--- Data shown ---
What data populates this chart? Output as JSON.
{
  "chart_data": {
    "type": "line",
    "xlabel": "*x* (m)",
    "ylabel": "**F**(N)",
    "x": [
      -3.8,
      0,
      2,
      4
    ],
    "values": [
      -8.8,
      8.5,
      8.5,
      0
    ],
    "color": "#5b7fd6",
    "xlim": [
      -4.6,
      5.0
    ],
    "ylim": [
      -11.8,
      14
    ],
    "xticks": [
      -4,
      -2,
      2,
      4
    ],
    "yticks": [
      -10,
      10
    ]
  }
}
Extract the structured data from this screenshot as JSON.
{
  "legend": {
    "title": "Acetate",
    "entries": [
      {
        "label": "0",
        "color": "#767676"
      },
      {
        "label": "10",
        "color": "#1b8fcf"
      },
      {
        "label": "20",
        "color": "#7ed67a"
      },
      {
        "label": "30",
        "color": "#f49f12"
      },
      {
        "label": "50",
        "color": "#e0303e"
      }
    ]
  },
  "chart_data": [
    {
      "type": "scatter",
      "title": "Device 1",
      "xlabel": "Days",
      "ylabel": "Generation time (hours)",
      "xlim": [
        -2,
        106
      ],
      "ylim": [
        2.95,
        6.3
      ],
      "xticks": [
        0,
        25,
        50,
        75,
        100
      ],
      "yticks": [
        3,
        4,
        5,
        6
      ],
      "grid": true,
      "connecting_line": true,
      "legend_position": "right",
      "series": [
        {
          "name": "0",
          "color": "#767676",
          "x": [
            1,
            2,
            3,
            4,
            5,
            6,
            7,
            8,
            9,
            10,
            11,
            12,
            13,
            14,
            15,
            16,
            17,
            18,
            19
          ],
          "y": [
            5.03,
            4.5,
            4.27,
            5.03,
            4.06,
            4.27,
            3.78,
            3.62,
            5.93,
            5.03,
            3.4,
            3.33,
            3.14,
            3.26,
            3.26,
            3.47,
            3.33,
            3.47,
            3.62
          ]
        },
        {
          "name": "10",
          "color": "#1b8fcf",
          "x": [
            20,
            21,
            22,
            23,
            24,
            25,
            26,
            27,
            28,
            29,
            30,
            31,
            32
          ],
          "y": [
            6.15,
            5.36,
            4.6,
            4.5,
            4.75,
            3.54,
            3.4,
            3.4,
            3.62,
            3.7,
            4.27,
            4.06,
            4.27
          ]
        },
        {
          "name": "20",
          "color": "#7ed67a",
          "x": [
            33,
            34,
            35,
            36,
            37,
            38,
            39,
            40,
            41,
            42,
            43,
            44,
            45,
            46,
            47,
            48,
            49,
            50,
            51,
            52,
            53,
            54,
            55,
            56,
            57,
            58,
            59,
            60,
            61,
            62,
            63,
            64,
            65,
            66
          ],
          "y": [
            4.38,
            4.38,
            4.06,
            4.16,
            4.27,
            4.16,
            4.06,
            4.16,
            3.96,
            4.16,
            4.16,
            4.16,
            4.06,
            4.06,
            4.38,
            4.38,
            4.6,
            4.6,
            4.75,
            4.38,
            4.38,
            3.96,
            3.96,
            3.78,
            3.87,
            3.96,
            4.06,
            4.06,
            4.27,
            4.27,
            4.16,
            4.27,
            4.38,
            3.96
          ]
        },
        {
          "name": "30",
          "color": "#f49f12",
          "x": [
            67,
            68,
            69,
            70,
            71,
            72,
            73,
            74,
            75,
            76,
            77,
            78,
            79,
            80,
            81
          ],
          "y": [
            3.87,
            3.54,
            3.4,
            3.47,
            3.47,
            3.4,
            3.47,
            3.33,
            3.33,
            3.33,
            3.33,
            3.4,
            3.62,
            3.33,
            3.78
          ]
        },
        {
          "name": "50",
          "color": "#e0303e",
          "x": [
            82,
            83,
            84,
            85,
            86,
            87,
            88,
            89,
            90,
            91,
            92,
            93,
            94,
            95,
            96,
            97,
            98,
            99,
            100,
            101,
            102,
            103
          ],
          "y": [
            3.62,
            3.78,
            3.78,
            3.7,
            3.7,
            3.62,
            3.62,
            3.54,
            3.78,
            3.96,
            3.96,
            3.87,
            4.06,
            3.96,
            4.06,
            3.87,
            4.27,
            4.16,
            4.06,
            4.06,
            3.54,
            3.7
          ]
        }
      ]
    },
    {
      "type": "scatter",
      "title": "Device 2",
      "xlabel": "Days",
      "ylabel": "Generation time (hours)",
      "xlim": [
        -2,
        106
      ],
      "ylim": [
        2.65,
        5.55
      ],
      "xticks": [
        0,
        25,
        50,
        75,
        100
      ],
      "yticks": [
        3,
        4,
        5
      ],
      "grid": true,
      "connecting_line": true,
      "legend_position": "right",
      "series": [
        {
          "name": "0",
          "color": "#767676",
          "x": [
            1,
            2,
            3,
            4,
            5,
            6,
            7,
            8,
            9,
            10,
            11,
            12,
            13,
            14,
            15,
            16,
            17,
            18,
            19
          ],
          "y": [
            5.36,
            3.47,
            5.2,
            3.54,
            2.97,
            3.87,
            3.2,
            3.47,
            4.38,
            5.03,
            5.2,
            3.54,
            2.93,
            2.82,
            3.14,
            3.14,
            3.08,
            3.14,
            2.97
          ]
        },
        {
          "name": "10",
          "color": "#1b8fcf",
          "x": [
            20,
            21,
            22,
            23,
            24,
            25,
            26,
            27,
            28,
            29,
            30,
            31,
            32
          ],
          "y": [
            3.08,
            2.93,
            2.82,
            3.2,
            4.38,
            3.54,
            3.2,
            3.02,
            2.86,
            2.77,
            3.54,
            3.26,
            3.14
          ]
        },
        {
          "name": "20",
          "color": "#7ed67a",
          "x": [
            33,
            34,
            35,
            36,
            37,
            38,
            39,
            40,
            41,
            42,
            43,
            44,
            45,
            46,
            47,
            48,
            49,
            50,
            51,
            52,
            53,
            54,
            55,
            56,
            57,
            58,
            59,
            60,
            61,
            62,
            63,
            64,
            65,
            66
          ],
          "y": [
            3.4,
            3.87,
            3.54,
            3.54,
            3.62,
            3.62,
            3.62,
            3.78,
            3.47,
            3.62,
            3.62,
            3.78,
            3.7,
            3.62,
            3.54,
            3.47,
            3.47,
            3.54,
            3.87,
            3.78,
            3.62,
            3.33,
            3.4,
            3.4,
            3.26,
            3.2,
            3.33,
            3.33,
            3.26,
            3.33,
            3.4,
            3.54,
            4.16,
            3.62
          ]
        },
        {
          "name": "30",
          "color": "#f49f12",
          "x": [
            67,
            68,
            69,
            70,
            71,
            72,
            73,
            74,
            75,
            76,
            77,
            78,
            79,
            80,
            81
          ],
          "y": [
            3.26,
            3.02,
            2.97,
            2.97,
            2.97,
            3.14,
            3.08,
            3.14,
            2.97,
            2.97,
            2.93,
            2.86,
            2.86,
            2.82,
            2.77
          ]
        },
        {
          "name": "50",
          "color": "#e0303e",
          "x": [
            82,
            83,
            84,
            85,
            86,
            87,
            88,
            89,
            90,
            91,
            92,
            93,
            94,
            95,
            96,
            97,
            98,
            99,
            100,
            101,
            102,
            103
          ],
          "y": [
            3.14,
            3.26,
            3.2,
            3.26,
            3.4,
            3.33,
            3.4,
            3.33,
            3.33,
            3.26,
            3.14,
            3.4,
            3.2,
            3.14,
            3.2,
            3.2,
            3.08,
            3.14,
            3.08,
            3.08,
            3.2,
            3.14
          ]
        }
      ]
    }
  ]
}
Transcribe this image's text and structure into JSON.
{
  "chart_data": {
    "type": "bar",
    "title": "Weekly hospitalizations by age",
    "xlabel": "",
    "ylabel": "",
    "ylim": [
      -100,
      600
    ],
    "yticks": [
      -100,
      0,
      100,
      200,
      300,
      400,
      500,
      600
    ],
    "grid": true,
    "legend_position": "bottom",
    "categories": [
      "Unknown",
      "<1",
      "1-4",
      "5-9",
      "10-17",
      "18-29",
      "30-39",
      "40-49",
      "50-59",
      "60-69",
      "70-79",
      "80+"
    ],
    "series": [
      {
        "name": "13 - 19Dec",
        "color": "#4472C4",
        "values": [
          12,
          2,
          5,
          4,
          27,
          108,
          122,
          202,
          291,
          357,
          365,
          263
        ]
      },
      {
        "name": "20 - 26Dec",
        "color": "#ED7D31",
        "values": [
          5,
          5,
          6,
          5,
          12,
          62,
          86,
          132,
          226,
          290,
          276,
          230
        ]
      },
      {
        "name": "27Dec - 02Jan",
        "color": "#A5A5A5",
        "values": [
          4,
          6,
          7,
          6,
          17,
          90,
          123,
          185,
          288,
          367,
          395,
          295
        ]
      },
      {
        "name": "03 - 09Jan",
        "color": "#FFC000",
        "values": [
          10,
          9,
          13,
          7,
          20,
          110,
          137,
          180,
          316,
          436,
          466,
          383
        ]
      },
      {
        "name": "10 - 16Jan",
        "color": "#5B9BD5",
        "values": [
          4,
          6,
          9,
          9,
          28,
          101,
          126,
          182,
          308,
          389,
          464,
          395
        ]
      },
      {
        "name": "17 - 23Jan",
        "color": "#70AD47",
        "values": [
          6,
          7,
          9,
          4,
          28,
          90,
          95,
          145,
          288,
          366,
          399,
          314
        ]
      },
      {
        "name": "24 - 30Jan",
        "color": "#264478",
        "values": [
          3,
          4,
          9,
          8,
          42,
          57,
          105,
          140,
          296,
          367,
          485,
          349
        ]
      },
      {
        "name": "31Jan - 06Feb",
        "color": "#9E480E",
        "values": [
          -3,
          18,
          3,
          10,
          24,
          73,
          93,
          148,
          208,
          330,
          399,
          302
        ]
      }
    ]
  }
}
---
What is being asked: Gather from the entries above all lines that include the string "type".

Solved problem:
    "type": "line",
      "type": "scatter",
      "type": "scatter",
    "type": "bar",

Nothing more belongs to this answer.